▶ _RECORD SET_:
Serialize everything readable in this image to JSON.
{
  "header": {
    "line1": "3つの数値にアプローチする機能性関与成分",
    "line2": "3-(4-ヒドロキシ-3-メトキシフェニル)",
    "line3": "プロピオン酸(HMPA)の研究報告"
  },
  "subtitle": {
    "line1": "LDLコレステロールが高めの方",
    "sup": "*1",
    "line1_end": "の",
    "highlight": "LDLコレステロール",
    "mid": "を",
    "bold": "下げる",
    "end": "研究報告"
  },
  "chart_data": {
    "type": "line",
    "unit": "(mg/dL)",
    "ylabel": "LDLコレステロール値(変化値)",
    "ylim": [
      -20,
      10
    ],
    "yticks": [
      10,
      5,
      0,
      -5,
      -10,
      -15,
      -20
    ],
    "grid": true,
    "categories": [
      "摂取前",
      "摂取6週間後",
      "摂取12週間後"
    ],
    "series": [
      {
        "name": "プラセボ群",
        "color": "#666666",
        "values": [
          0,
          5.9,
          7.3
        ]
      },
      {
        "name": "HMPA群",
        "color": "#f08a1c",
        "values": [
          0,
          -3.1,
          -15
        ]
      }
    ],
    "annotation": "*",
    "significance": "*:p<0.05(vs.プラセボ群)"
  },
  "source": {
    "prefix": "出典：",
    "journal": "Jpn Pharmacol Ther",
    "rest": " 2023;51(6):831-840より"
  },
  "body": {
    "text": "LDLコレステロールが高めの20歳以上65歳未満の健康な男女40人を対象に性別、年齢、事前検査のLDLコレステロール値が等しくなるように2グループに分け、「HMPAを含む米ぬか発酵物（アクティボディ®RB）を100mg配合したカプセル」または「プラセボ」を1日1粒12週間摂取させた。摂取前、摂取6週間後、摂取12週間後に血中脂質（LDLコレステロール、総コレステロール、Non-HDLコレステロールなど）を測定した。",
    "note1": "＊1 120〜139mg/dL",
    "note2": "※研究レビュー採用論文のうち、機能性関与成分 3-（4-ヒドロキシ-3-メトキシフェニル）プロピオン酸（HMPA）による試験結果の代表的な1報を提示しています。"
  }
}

▶ _WHAT THE TASK REQUIRES_:
Note every line above where the string "プラセボ群" shows up, and copy those lines.

▶ _EXERCISE OUTPUT_:
        "name": "プラセボ群",
    "significance": "*:p<0.05(vs.プラセボ群)"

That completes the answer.